The request:
Pull out every line with the word "نیاز".

** BEGIN Listed records **

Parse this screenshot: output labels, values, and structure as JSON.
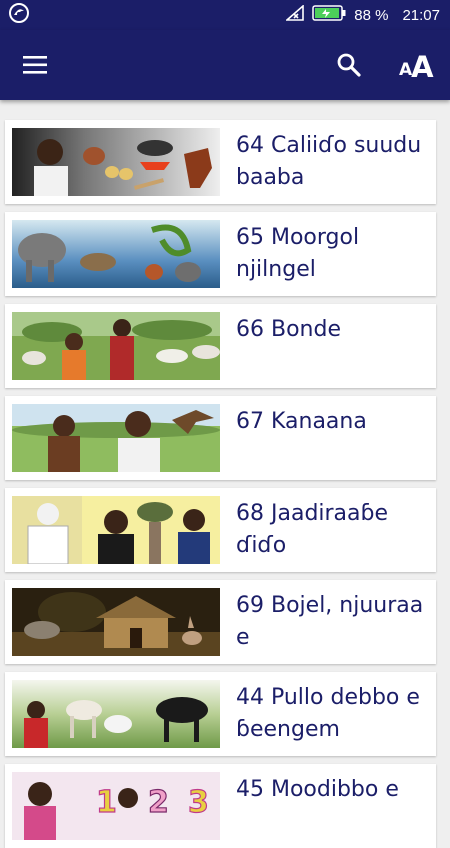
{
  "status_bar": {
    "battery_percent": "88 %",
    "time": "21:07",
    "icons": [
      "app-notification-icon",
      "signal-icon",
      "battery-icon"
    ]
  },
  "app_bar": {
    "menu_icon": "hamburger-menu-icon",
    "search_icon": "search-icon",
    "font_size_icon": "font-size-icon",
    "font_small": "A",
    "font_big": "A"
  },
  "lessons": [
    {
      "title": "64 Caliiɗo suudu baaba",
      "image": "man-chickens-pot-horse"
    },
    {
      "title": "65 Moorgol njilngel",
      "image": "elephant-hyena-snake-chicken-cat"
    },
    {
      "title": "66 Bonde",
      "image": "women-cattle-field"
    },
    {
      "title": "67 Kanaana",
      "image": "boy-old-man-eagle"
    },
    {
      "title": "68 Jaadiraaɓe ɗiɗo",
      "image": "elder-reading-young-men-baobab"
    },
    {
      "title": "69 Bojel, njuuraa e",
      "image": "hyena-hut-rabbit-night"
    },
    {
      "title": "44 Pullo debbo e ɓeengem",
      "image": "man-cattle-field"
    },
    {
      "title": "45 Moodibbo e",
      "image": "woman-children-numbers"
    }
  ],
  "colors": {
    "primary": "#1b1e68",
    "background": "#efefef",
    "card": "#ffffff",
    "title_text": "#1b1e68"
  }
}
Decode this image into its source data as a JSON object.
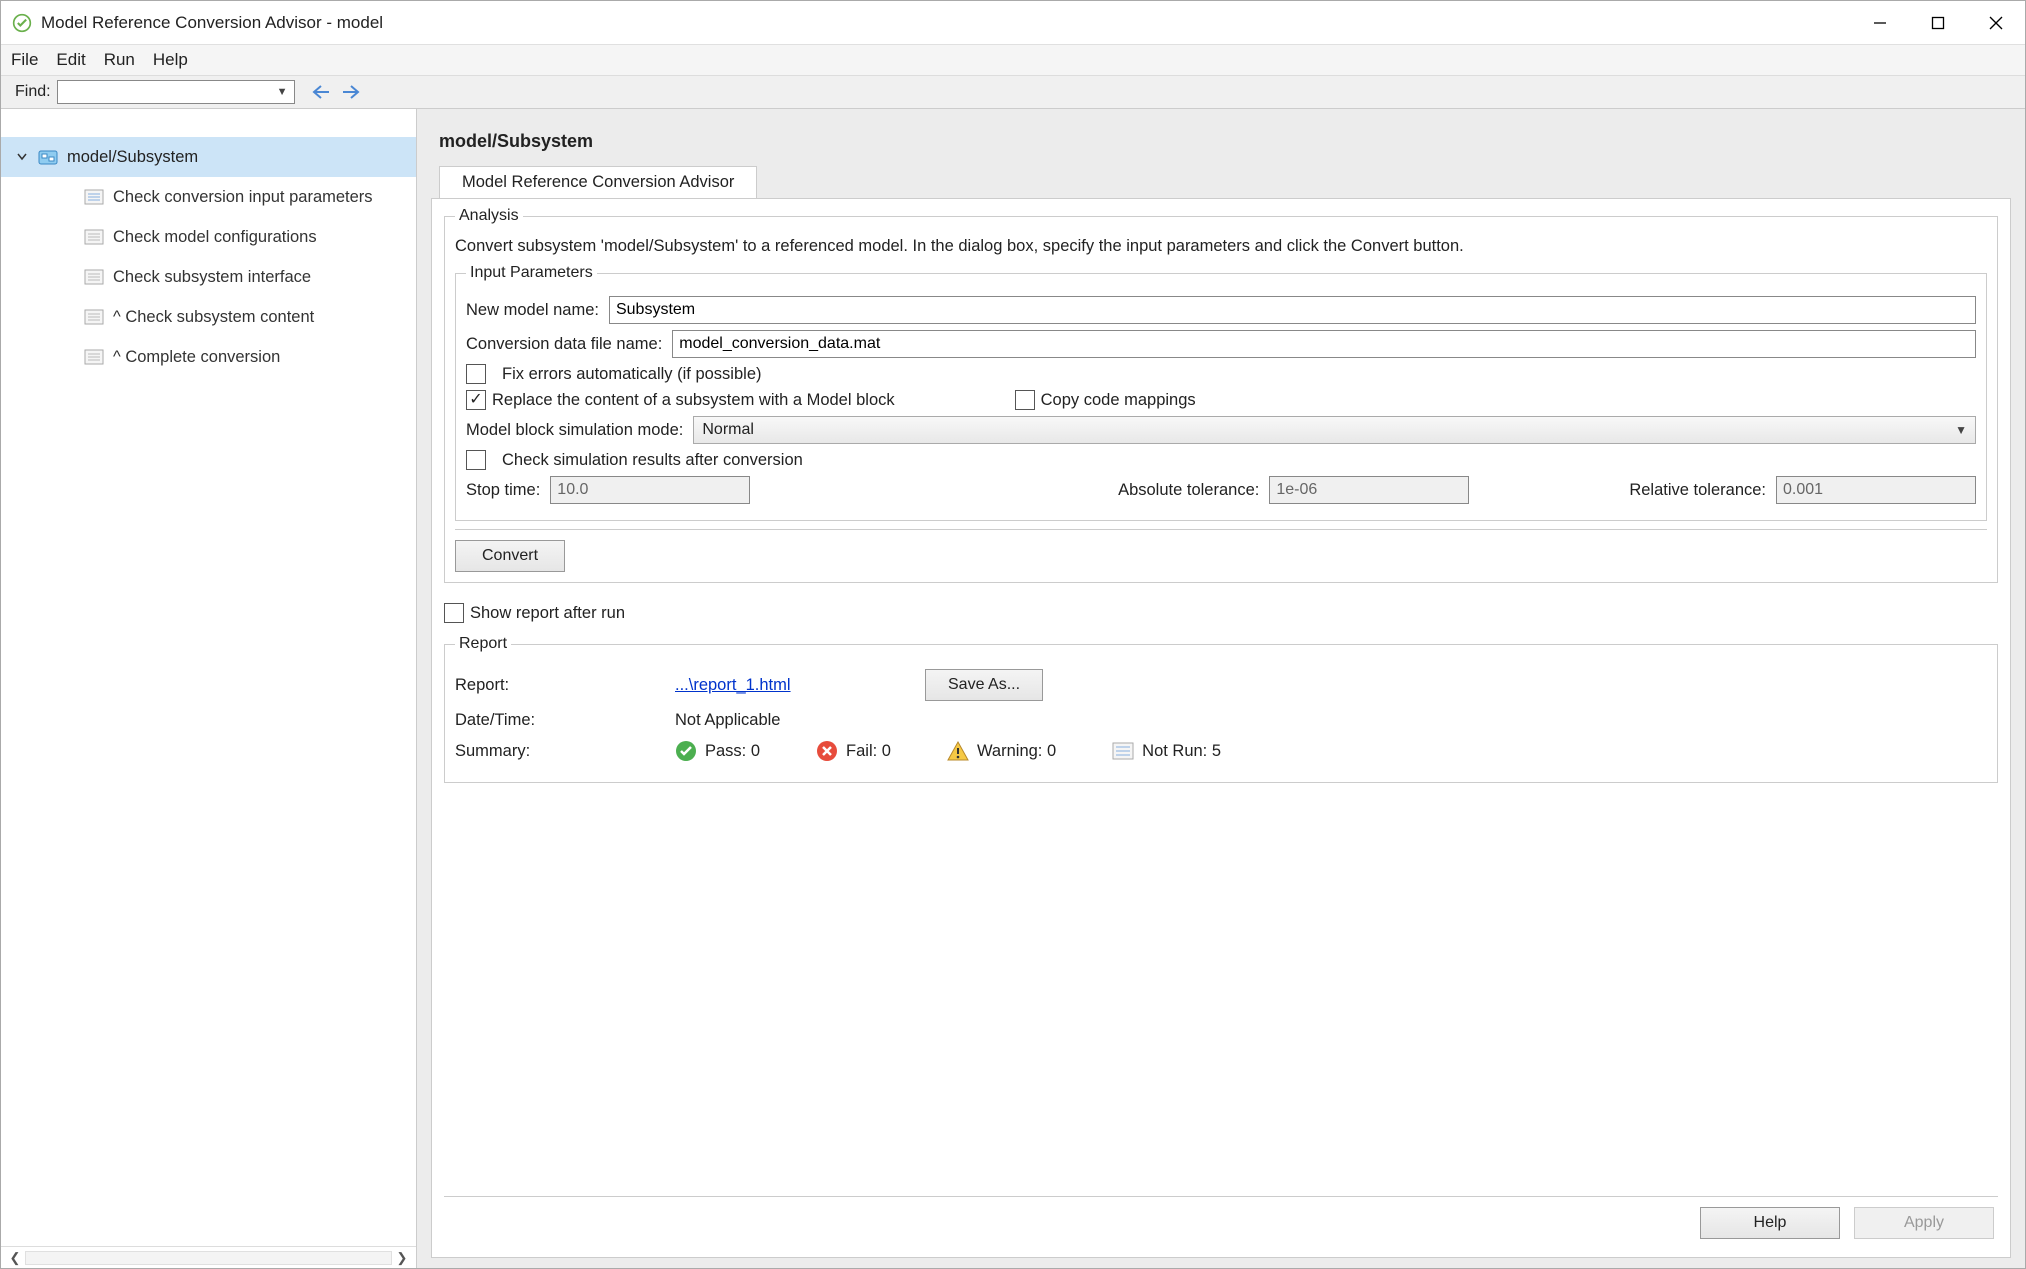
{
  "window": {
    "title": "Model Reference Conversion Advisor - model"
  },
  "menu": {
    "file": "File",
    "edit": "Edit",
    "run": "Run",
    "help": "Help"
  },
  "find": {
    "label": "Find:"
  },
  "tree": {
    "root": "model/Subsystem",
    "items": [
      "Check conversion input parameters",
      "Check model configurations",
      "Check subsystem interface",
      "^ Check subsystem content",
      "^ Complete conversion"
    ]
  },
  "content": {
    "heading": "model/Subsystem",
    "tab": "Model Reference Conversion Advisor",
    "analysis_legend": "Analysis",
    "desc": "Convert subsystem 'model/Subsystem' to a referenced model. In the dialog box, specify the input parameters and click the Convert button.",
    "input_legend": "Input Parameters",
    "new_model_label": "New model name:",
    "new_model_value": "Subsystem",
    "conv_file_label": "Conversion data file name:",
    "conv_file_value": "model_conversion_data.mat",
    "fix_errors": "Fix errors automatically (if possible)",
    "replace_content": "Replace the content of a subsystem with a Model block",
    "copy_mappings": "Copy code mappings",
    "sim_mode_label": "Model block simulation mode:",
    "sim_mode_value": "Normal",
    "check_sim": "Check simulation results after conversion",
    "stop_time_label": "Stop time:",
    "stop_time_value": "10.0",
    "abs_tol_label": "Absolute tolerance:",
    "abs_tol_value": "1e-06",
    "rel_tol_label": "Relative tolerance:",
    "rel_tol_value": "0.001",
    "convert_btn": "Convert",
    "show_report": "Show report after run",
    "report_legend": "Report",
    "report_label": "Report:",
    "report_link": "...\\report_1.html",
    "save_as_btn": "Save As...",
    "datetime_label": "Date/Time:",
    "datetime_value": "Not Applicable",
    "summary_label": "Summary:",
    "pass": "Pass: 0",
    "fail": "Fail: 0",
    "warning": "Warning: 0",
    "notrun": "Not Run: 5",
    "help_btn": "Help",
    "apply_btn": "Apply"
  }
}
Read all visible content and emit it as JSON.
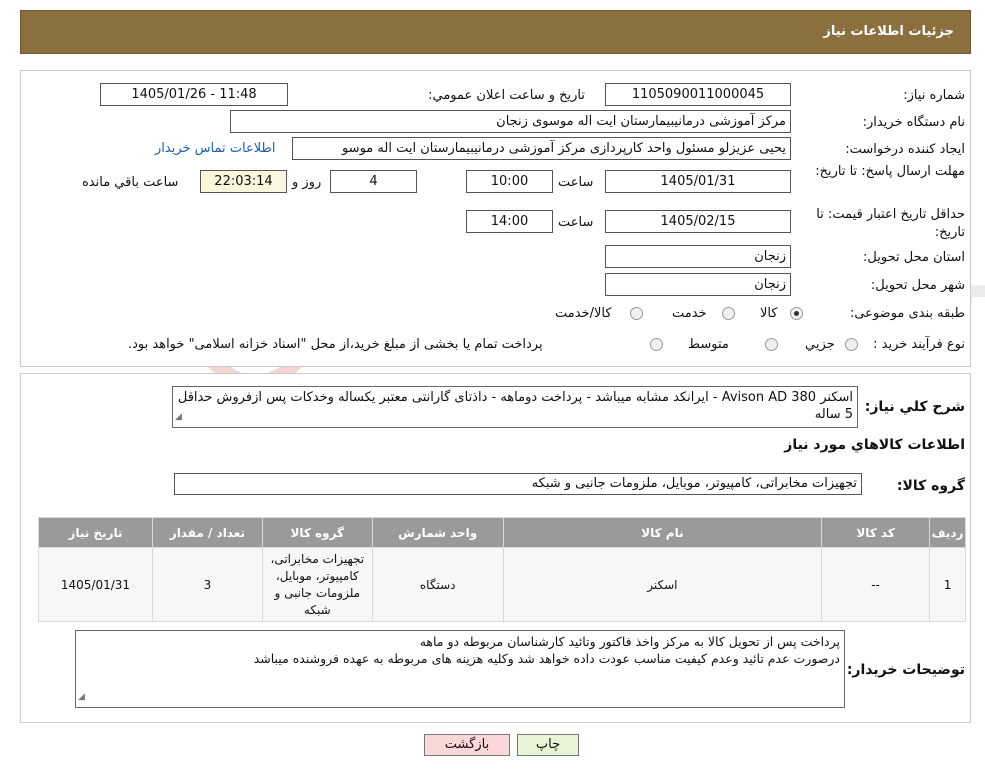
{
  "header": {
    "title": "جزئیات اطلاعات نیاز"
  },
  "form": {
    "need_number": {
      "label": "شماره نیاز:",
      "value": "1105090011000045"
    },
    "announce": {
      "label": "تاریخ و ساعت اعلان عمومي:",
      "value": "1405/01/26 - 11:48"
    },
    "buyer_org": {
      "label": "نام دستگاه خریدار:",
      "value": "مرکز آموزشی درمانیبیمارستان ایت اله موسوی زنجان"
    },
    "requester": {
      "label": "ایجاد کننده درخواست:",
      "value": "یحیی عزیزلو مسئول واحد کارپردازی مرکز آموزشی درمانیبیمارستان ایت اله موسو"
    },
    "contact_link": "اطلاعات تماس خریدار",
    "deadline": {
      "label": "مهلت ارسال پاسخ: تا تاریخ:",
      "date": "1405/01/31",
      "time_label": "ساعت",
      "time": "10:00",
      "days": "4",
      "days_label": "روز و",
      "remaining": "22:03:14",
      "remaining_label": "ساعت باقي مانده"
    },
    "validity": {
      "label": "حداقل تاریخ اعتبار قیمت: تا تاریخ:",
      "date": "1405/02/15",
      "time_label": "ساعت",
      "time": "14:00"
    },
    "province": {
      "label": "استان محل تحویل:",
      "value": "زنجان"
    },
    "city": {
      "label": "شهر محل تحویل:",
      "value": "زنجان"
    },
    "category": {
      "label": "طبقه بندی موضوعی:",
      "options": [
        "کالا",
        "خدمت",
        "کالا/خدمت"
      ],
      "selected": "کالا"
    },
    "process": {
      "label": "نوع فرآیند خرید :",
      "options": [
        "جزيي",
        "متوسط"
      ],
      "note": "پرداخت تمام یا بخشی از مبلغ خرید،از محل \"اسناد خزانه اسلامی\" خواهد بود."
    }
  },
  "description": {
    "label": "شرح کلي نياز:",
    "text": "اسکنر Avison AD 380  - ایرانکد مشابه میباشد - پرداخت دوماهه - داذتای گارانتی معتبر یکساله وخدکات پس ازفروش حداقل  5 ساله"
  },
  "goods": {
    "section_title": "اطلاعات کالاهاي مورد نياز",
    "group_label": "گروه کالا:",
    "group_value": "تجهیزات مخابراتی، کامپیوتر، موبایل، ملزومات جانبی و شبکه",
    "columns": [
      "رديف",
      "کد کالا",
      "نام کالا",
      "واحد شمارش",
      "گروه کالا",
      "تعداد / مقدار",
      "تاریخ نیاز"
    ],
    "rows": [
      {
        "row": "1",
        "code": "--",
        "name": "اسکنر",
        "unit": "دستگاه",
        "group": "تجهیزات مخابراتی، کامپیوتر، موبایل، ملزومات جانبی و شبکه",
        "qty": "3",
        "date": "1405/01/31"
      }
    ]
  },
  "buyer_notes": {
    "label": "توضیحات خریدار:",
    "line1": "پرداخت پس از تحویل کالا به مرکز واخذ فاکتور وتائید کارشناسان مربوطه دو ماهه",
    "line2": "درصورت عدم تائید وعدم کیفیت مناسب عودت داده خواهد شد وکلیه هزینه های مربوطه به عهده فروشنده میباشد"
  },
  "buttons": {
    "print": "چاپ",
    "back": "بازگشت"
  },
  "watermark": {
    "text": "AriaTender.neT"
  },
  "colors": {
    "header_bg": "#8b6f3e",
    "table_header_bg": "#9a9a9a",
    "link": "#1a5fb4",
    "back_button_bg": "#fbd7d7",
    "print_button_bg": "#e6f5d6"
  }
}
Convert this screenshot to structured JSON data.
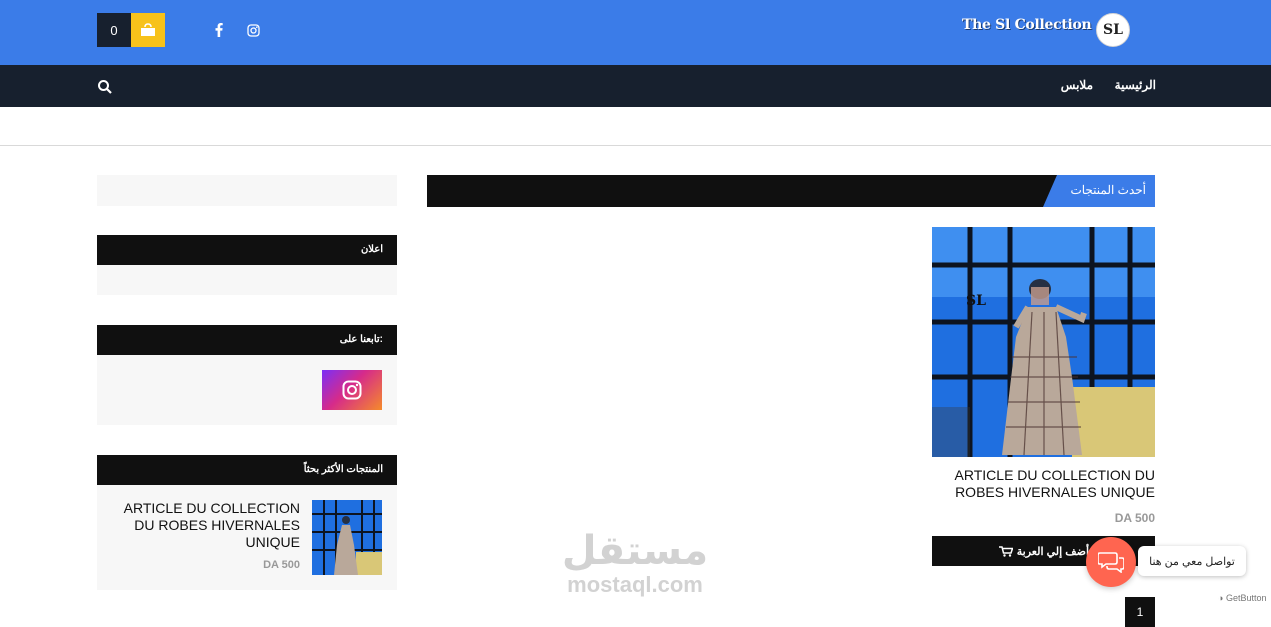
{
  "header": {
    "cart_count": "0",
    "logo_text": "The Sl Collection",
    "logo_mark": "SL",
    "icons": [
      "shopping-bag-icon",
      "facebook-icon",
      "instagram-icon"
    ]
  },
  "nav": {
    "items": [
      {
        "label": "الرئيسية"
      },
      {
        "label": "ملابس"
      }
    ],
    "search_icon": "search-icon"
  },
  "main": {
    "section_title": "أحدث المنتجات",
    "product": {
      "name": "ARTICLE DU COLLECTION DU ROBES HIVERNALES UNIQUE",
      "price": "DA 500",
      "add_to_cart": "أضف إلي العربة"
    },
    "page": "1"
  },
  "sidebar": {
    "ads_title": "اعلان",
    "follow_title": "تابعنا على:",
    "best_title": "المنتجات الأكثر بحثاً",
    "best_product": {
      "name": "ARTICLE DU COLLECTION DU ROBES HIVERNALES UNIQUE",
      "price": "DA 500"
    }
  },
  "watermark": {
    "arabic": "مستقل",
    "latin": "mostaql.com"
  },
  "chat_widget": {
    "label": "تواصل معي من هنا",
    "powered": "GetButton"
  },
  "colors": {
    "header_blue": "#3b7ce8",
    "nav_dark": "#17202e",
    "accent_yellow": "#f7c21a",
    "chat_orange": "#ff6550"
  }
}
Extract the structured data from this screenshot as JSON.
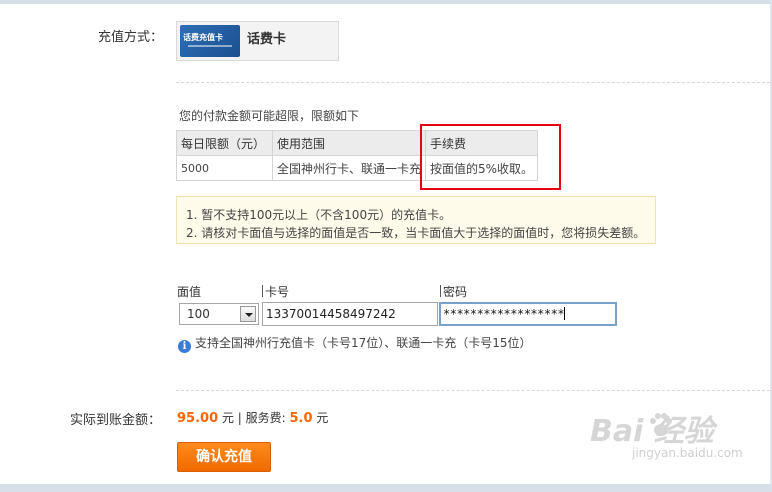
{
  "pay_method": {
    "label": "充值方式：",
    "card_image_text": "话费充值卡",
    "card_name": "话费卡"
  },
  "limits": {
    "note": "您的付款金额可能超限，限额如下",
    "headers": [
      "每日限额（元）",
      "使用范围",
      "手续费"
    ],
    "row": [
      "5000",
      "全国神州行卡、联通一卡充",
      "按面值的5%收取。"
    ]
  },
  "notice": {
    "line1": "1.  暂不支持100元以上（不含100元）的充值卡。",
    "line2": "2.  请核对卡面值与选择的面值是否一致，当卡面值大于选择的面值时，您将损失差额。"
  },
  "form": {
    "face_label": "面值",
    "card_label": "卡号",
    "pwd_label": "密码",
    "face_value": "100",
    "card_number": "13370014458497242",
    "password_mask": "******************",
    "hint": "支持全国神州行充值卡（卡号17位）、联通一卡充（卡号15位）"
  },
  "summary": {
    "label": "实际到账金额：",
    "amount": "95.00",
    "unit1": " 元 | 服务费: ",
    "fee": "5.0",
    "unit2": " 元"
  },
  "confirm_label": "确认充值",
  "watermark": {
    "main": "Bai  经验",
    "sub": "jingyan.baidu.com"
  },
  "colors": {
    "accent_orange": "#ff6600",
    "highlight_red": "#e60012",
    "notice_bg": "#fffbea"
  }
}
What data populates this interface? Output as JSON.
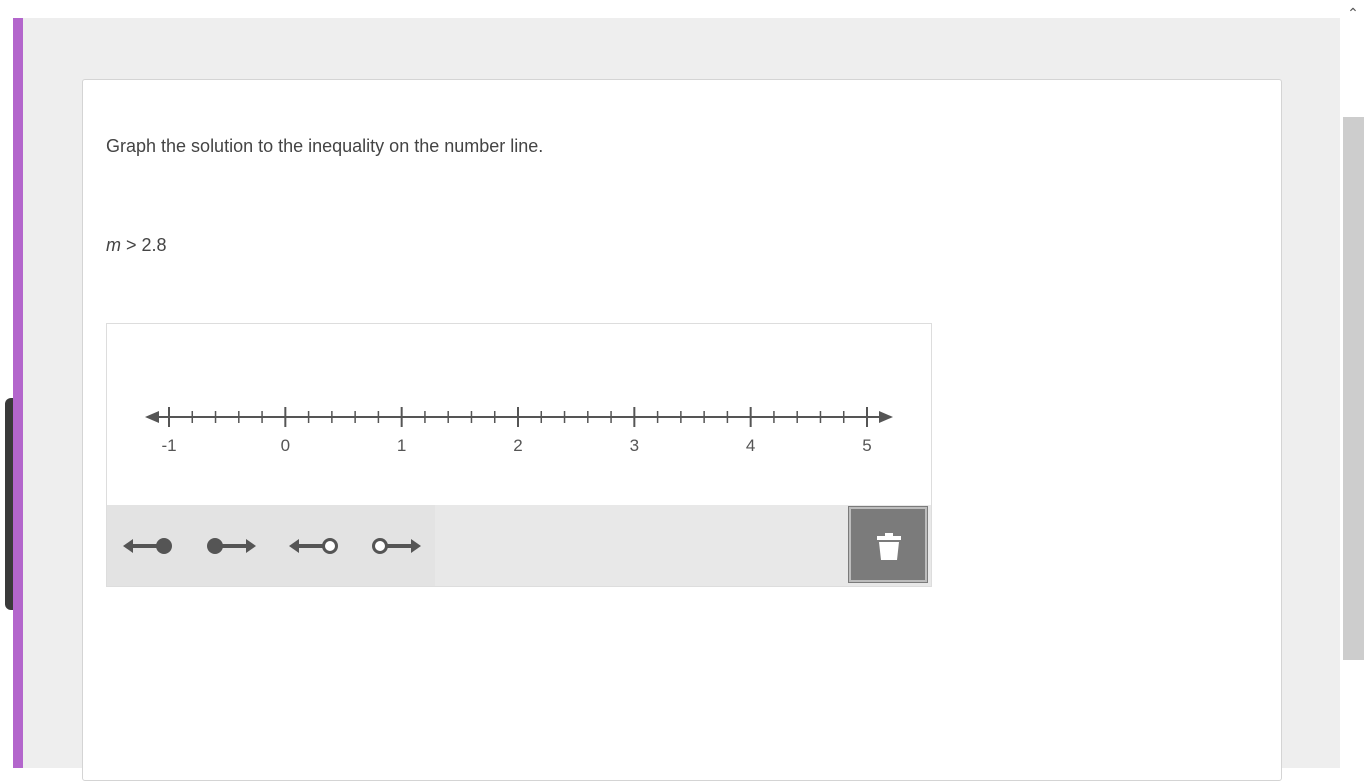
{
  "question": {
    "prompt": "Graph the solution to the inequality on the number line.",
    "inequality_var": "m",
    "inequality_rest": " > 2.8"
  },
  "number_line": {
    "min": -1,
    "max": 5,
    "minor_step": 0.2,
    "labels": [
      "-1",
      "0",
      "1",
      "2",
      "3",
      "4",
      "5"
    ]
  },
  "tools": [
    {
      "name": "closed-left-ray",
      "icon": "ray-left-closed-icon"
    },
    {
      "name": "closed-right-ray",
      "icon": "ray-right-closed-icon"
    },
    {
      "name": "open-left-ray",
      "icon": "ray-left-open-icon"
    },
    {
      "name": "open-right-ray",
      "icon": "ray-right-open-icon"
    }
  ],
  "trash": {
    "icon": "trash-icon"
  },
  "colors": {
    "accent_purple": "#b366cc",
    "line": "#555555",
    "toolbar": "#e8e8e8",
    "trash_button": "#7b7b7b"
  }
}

** END Listed records **

Solution to this exercise:
    "title": "جزئیات اطلاعات نیاز"
      "label": "شماره نیاز:",
      "تاریخ نیاز"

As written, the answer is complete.